**Given task:** Keep the images out and copy every entry below exactly.
....................
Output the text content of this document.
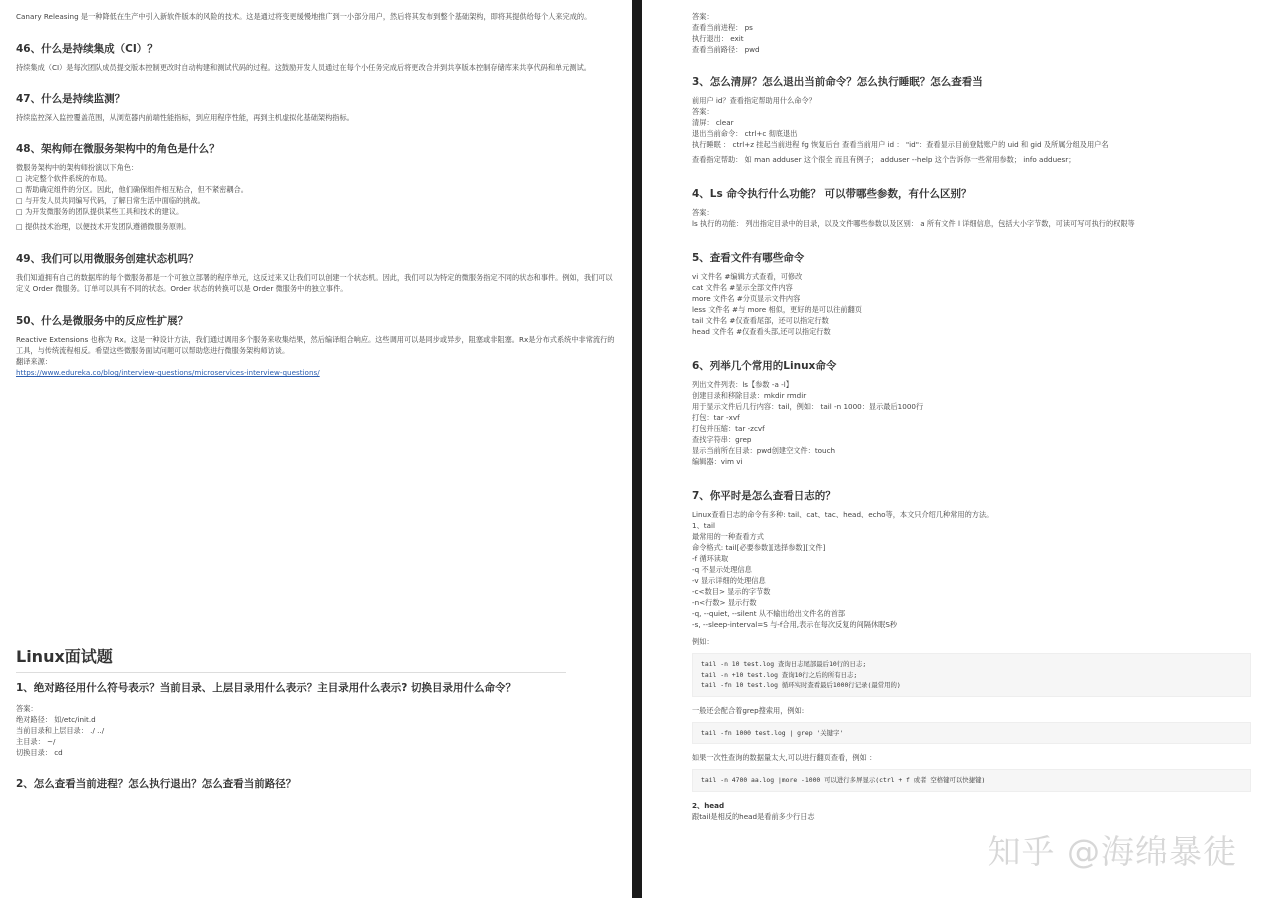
Canary Releasing 是一种降低在生产中引入新软件版本的风险的技术。这是通过将变更缓慢地推广到一小部分用户，然后将其发布到整个基础架构，即将其提供给每个人来完成的。

46、什么是持续集成（CI）？

持续集成（CI）是每次团队成员提交版本控制更改时自动构建和测试代码的过程。这鼓励开发人员通过在每个小任务完成后将更改合并到共享版本控制存储库来共享代码和单元测试。

47、什么是持续监测？

持续监控深入监控覆盖范围，从浏览器内前端性能指标，到应用程序性能，再到主机虚拟化基础架构指标。

48、架构师在微服务架构中的角色是什么？

微服务架构中的架构师扮演以下角色：

□ 决定整个软件系统的布局。

□ 帮助确定组件的分区。因此，他们确保组件相互粘合，但不紧密耦合。

□ 与开发人员共同编写代码，了解日常生活中面临的挑战。

□ 为开发微服务的团队提供某些工具和技术的建议。

□ 提供技术治理，以便技术开发团队遵循微服务原则。

49、我们可以用微服务创建状态机吗？

我们知道拥有自己的数据库的每个微服务都是一个可独立部署的程序单元，这反过来又让我们可以创建一个状态机。因此，我们可以为特定的微服务指定不同的状态和事件。例如，我们可以定义 Order 微服务。订单可以具有不同的状态。Order 状态的转换可以是 Order 微服务中的独立事件。

50、什么是微服务中的反应性扩展？

Reactive Extensions 也称为 Rx。这是一种设计方法，我们通过调用多个服务来收集结果，然后编译组合响应。这些调用可以是同步或异步，阻塞或非阻塞。Rx是分布式系统中非常流行的工具，与传统流程相反。希望这些微服务面试问题可以帮助您进行微服务架构师访谈。

翻译来源：

https://www.edureka.co/blog/interview-questions/microservices-interview-questions/
Linux面试题
1、绝对路径用什么符号表示？当前目录、上层目录用什么表示？主目录用什么表示? 切换目录用什么命令？

答案：

绝对路径： 如/etc/init.d

当前目录和上层目录： ./ ../

主目录： ~/

切换目录： cd

2、怎么查看当前进程？怎么执行退出？怎么查看当前路径？

答案：

查看当前进程： ps

执行退出： exit

查看当前路径： pwd

3、怎么清屏？怎么退出当前命令？怎么执行睡眠？怎么查看当

前用户 id？查看指定帮助用什么命令？

答案：

清屏： clear

退出当前命令： ctrl+c 彻底退出

执行睡眠 ： ctrl+z 挂起当前进程 fg 恢复后台 查看当前用户 id ： "id"：查看显示目前登陆账户的 uid 和 gid 及所属分组及用户名

查看指定帮助： 如 man adduser 这个很全 而且有例子； adduser --help 这个告诉你一些常用参数； info adduesr；

4、Ls 命令执行什么功能？ 可以带哪些参数，有什么区别？

答案：

ls 执行的功能： 列出指定目录中的目录，以及文件哪些参数以及区别： a 所有文件 l 详细信息，包括大小字节数，可读可写可执行的权限等

5、查看文件有哪些命令

vi 文件名 #编辑方式查看，可修改

cat 文件名 #显示全部文件内容

more 文件名 #分页显示文件内容

less 文件名 #与 more 相似，更好的是可以往前翻页

tail 文件名 #仅查看尾部，还可以指定行数

head 文件名 #仅查看头部,还可以指定行数

6、列举几个常用的Linux命令

列出文件列表：ls【参数 -a -l】

创建目录和移除目录：mkdir rmdir

用于显示文件后几行内容：tail，例如： tail -n 1000：显示最后1000行

打包：tar -xvf

打包并压缩：tar -zcvf

查找字符串：grep

显示当前所在目录：pwd创建空文件：touch

编辑器：vim vi

7、你平时是怎么查看日志的？

Linux查看日志的命令有多种: tail、cat、tac、head、echo等，本文只介绍几种常用的方法。

1、tail

最常用的一种查看方式

命令格式: tail[必要参数][选择参数][文件]

-f 循环读取

-q 不显示处理信息

-v 显示详细的处理信息

-c<数目> 显示的字节数

-n<行数> 显示行数

-q, --quiet, --silent 从不输出给出文件名的首部

-s, --sleep-interval=S 与-f合用,表示在每次反复的间隔休眠S秒

例如：

tail -n 10 test.log 查询日志尾部最后10行的日志;
tail -n +10 test.log 查询10行之后的所有日志;
tail -fn 10 test.log 循环实时查看最后1000行记录(最常用的)

一般还会配合着grep搜索用，例如:

tail -fn 1000 test.log | grep '关键字'

如果一次性查询的数据量太大,可以进行翻页查看，例如 ：

tail -n 4700 aa.log |more -1000 可以进行多屏显示(ctrl + f 或者 空格键可以快捷键)

2、head

跟tail是相反的head是看前多少行日志

知乎 @海绵暴徒
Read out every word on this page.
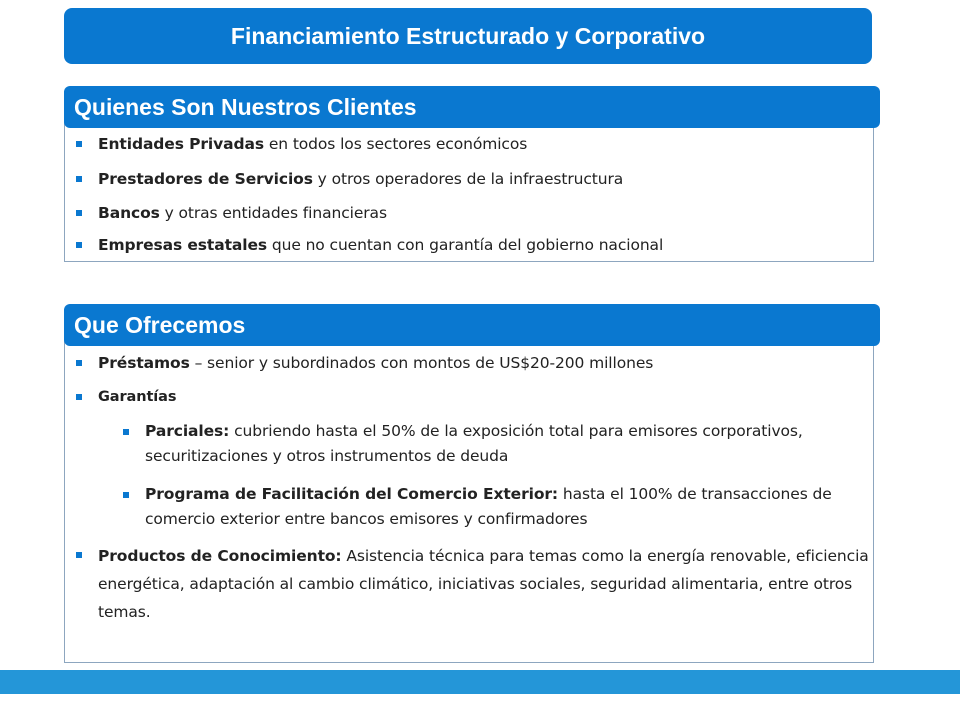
Financiamiento Estructurado y Corporativo
Quienes Son Nuestros Clientes
Entidades Privadas en todos los sectores económicos
Prestadores de Servicios y otros operadores de la infraestructura
Bancos y otras entidades financieras
Empresas estatales que no cuentan con garantía del gobierno nacional
Que Ofrecemos
Préstamos – senior y subordinados con montos de US$20-200 millones
Garantías
Parciales: cubriendo hasta el 50% de la exposición total para emisores corporativos, securitizaciones y otros instrumentos de deuda
Programa de Facilitación del Comercio Exterior: hasta el 100% de transacciones de comercio exterior entre bancos emisores y confirmadores
Productos de Conocimiento: Asistencia técnica para temas como la energía renovable, eficiencia energética, adaptación al cambio climático, iniciativas sociales, seguridad alimentaria, entre otros temas.
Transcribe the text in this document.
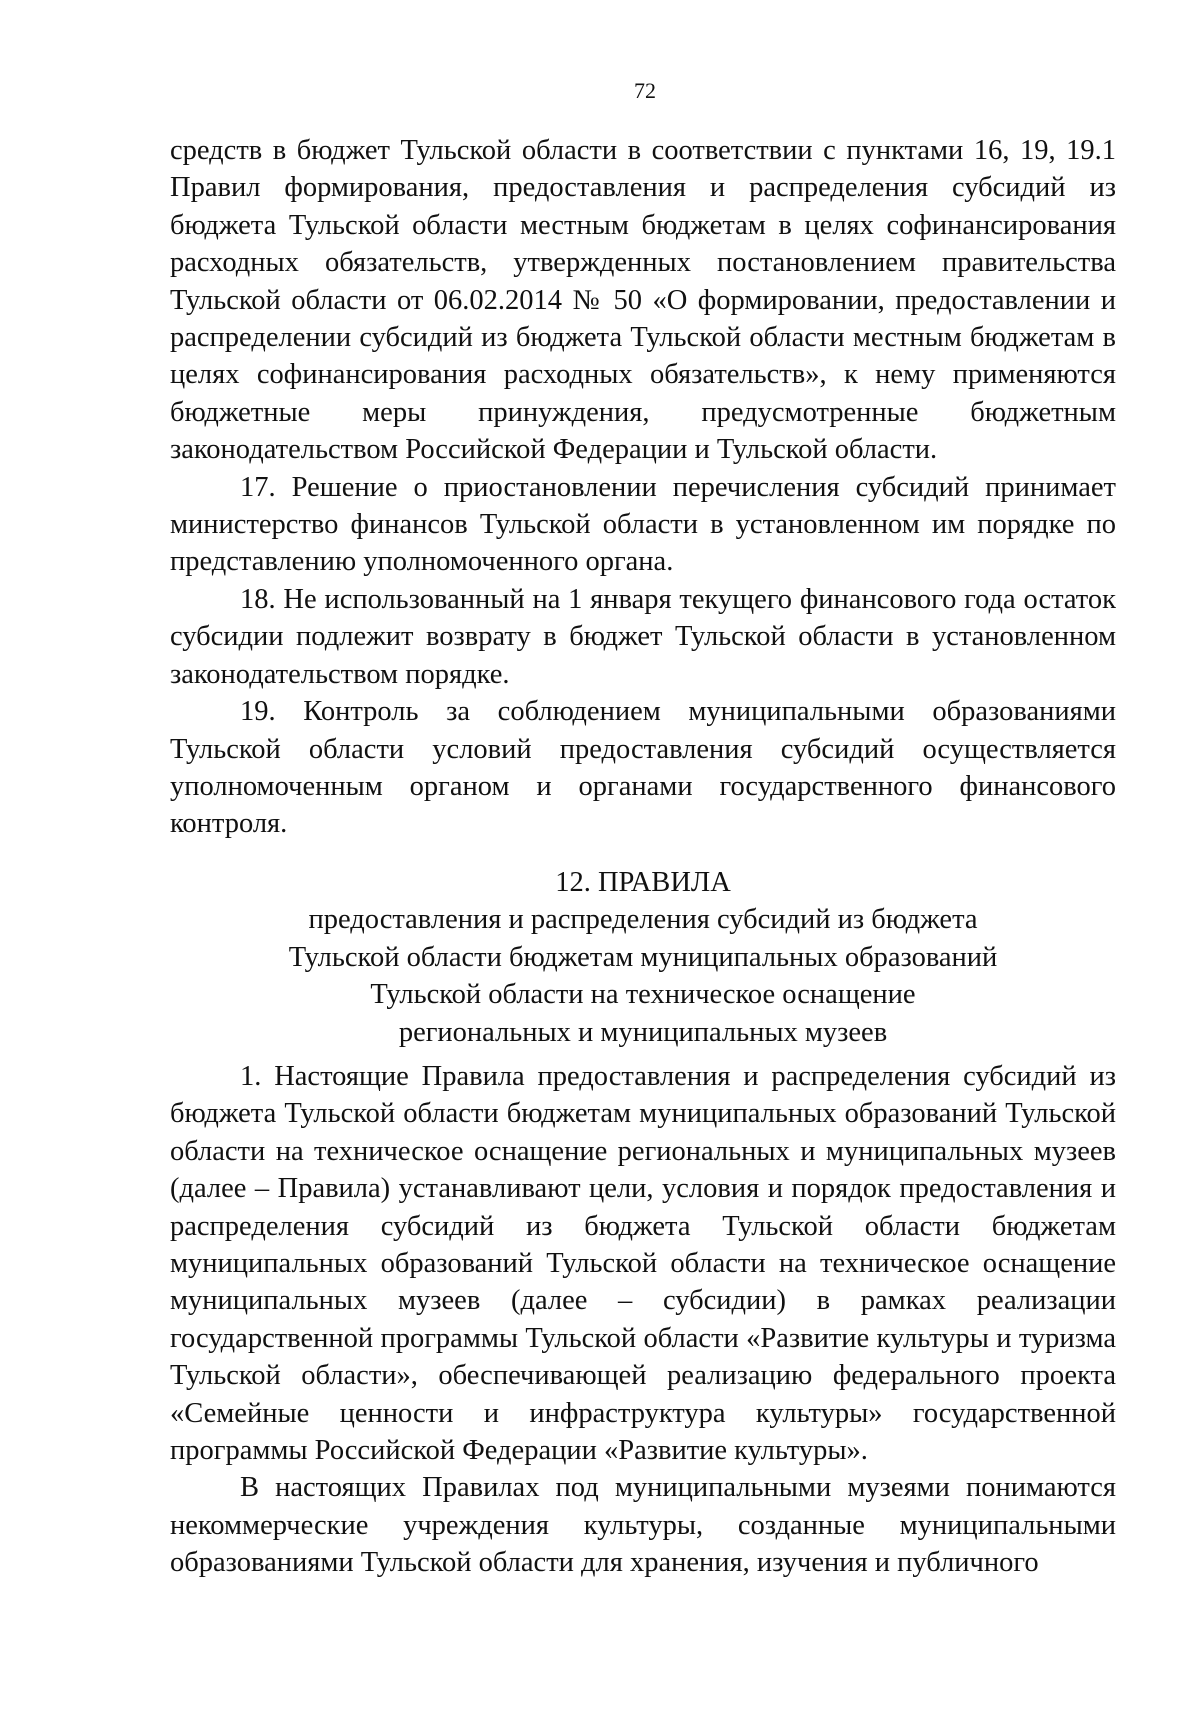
72

средств в бюджет Тульской области в соответствии с пунктами 16, 19, 19.1 Правил формирования, предоставления и распределения субсидий из бюджета Тульской области местным бюджетам в целях софинансирования расходных обязательств, утвержденных постановлением правительства Тульской области от 06.02.2014 № 50 «О формировании, предоставлении и распределении субсидий из бюджета Тульской области местным бюджетам в целях софинансирования расходных обязательств», к нему применяются бюджетные меры принуждения, предусмотренные бюджетным законодательством Российской Федерации и Тульской области.

17. Решение о приостановлении перечисления субсидий принимает министерство финансов Тульской области в установленном им порядке по представлению уполномоченного органа.

18. Не использованный на 1 января текущего финансового года остаток субсидии подлежит возврату в бюджет Тульской области в установленном законодательством порядке.

19. Контроль за соблюдением муниципальными образованиями Тульской области условий предоставления субсидий осуществляется уполномоченным органом и органами государственного финансового контроля.

12. ПРАВИЛА
предоставления и распределения субсидий из бюджета
Тульской области бюджетам муниципальных образований
Тульской области на техническое оснащение
региональных и муниципальных музеев

1. Настоящие Правила предоставления и распределения субсидий из бюджета Тульской области бюджетам муниципальных образований Тульской области на техническое оснащение региональных и муниципальных музеев (далее – Правила) устанавливают цели, условия и порядок предоставления и распределения субсидий из бюджета Тульской области бюджетам муниципальных образований Тульской области на техническое оснащение муниципальных музеев (далее – субсидии) в рамках реализации государственной программы Тульской области «Развитие культуры и туризма Тульской области», обеспечивающей реализацию федерального проекта «Семейные ценности и инфраструктура культуры» государственной программы Российской Федерации «Развитие культуры».

В настоящих Правилах под муниципальными музеями понимаются некоммерческие учреждения культуры, созданные муниципальными образованиями Тульской области для хранения, изучения и публичного
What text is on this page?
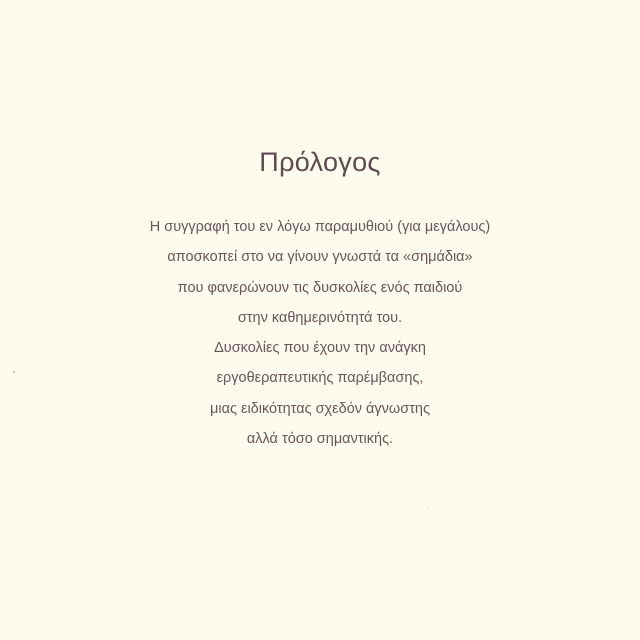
Πρόλογος
Η συγγραφή του εν λόγω παραμυθιού (για μεγάλους)
αποσκοπεί στο να γίνουν γνωστά τα «σημάδια»
που φανερώνουν τις δυσκολίες ενός παιδιού
στην καθημερινότητά του.
Δυσκολίες που έχουν την ανάγκη
εργοθεραπευτικής παρέμβασης,
μιας ειδικότητας σχεδόν άγνωστης
αλλά τόσο σημαντικής.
....................
**Solution to this problem:**
Output the text content of this document.
Canary Releasing 是一种降低在生产中引入新软件版本的风险的技术。这是通过将变更缓慢地推广到一小部分用户，然后将其发布到整个基础架构，即将其提供给每个人来完成的。

46、什么是持续集成（CI）？

持续集成（CI）是每次团队成员提交版本控制更改时自动构建和测试代码的过程。这鼓励开发人员通过在每个小任务完成后将更改合并到共享版本控制存储库来共享代码和单元测试。

47、什么是持续监测？

持续监控深入监控覆盖范围，从浏览器内前端性能指标，到应用程序性能，再到主机虚拟化基础架构指标。

48、架构师在微服务架构中的角色是什么？

微服务架构中的架构师扮演以下角色：

□ 决定整个软件系统的布局。

□ 帮助确定组件的分区。因此，他们确保组件相互粘合，但不紧密耦合。

□ 与开发人员共同编写代码，了解日常生活中面临的挑战。

□ 为开发微服务的团队提供某些工具和技术的建议。

□ 提供技术治理，以便技术开发团队遵循微服务原则。

49、我们可以用微服务创建状态机吗？

我们知道拥有自己的数据库的每个微服务都是一个可独立部署的程序单元，这反过来又让我们可以创建一个状态机。因此，我们可以为特定的微服务指定不同的状态和事件。例如，我们可以定义 Order 微服务。订单可以具有不同的状态。Order 状态的转换可以是 Order 微服务中的独立事件。

50、什么是微服务中的反应性扩展？

Reactive Extensions 也称为 Rx。这是一种设计方法，我们通过调用多个服务来收集结果，然后编译组合响应。这些调用可以是同步或异步，阻塞或非阻塞。Rx是分布式系统中非常流行的工具，与传统流程相反。希望这些微服务面试问题可以帮助您进行微服务架构师访谈。

翻译来源：

https://www.edureka.co/blog/interview-questions/microservices-interview-questions/
Linux面试题
1、绝对路径用什么符号表示？当前目录、上层目录用什么表示？主目录用什么表示? 切换目录用什么命令？

答案：

绝对路径： 如/etc/init.d

当前目录和上层目录： ./ ../

主目录： ~/

切换目录： cd

2、怎么查看当前进程？怎么执行退出？怎么查看当前路径？

答案：

查看当前进程： ps

执行退出： exit

查看当前路径： pwd

3、怎么清屏？怎么退出当前命令？怎么执行睡眠？怎么查看当

前用户 id？查看指定帮助用什么命令？

答案：

清屏： clear

退出当前命令： ctrl+c 彻底退出

执行睡眠 ： ctrl+z 挂起当前进程 fg 恢复后台 查看当前用户 id ： "id"：查看显示目前登陆账户的 uid 和 gid 及所属分组及用户名

查看指定帮助： 如 man adduser 这个很全 而且有例子； adduser --help 这个告诉你一些常用参数； info adduesr；

4、Ls 命令执行什么功能？ 可以带哪些参数，有什么区别？

答案：

ls 执行的功能： 列出指定目录中的目录，以及文件哪些参数以及区别： a 所有文件 l 详细信息，包括大小字节数，可读可写可执行的权限等

5、查看文件有哪些命令

vi 文件名 #编辑方式查看，可修改

cat 文件名 #显示全部文件内容

more 文件名 #分页显示文件内容

less 文件名 #与 more 相似，更好的是可以往前翻页

tail 文件名 #仅查看尾部，还可以指定行数

head 文件名 #仅查看头部,还可以指定行数

6、列举几个常用的Linux命令

列出文件列表：ls【参数 -a -l】

创建目录和移除目录：mkdir rmdir

用于显示文件后几行内容：tail，例如： tail -n 1000：显示最后1000行

打包：tar -xvf

打包并压缩：tar -zcvf

查找字符串：grep

显示当前所在目录：pwd创建空文件：touch

编辑器：vim vi

7、你平时是怎么查看日志的？

Linux查看日志的命令有多种: tail、cat、tac、head、echo等，本文只介绍几种常用的方法。

1、tail

最常用的一种查看方式

命令格式: tail[必要参数][选择参数][文件]

-f 循环读取

-q 不显示处理信息

-v 显示详细的处理信息

-c<数目> 显示的字节数

-n<行数> 显示行数

-q, --quiet, --silent 从不输出给出文件名的首部

-s, --sleep-interval=S 与-f合用,表示在每次反复的间隔休眠S秒

例如：

tail -n 10 test.log 查询日志尾部最后10行的日志;
tail -n +10 test.log 查询10行之后的所有日志;
tail -fn 10 test.log 循环实时查看最后1000行记录(最常用的)

一般还会配合着grep搜索用，例如:

tail -fn 1000 test.log | grep '关键字'

如果一次性查询的数据量太大,可以进行翻页查看，例如 ：

tail -n 4700 aa.log |more -1000 可以进行多屏显示(ctrl + f 或者 空格键可以快捷键)

2、head

跟tail是相反的head是看前多少行日志

知乎 @海绵暴徒
Read out every word on this page.
Financiamiento Estructurado y Corporativo
Quienes Son Nuestros Clientes
Entidades Privadas en todos los sectores económicos
Prestadores de Servicios y otros operadores de la infraestructura
Bancos y otras entidades financieras
Empresas estatales que no cuentan con garantía del gobierno nacional
Que Ofrecemos
Préstamos – senior y subordinados con montos de US$20-200 millones
Garantías
Parciales: cubriendo hasta el 50% de la exposición total para emisores corporativos, securitizaciones y otros instrumentos de deuda
Programa de Facilitación del Comercio Exterior: hasta el 100% de transacciones de comercio exterior entre bancos emisores y confirmadores
Productos de Conocimiento: Asistencia técnica para temas como la energía renovable, eficiencia energética, adaptación al cambio climático, iniciativas sociales, seguridad alimentaria, entre otros temas.
Transcribe the text in this document.
72

средств в бюджет Тульской области в соответствии с пунктами 16, 19, 19.1 Правил формирования, предоставления и распределения субсидий из бюджета Тульской области местным бюджетам в целях софинансирования расходных обязательств, утвержденных постановлением правительства Тульской области от 06.02.2014 № 50 «О формировании, предоставлении и распределении субсидий из бюджета Тульской области местным бюджетам в целях софинансирования расходных обязательств», к нему применяются бюджетные меры принуждения, предусмотренные бюджетным законодательством Российской Федерации и Тульской области.

17. Решение о приостановлении перечисления субсидий принимает министерство финансов Тульской области в установленном им порядке по представлению уполномоченного органа.

18. Не использованный на 1 января текущего финансового года остаток субсидии подлежит возврату в бюджет Тульской области в установленном законодательством порядке.

19. Контроль за соблюдением муниципальными образованиями Тульской области условий предоставления субсидий осуществляется уполномоченным органом и органами государственного финансового контроля.

12. ПРАВИЛА
предоставления и распределения субсидий из бюджета
Тульской области бюджетам муниципальных образований
Тульской области на техническое оснащение
региональных и муниципальных музеев

1. Настоящие Правила предоставления и распределения субсидий из бюджета Тульской области бюджетам муниципальных образований Тульской области на техническое оснащение региональных и муниципальных музеев (далее – Правила) устанавливают цели, условия и порядок предоставления и распределения субсидий из бюджета Тульской области бюджетам муниципальных образований Тульской области на техническое оснащение муниципальных музеев (далее – субсидии) в рамках реализации государственной программы Тульской области «Развитие культуры и туризма Тульской области», обеспечивающей реализацию федерального проекта «Семейные ценности и инфраструктура культуры» государственной программы Российской Федерации «Развитие культуры».

В настоящих Правилах под муниципальными музеями понимаются некоммерческие учреждения культуры, созданные муниципальными образованиями Тульской области для хранения, изучения и публичного
What text is on this page?
Πρόλογος
Η συγγραφή του εν λόγω παραμυθιού (για μεγάλους)
αποσκοπεί στο να γίνουν γνωστά τα «σημάδια»
που φανερώνουν τις δυσκολίες ενός παιδιού
στην καθημερινότητά του.
Δυσκολίες που έχουν την ανάγκη
εργοθεραπευτικής παρέμβασης,
μιας ειδικότητας σχεδόν άγνωστης
αλλά τόσο σημαντικής.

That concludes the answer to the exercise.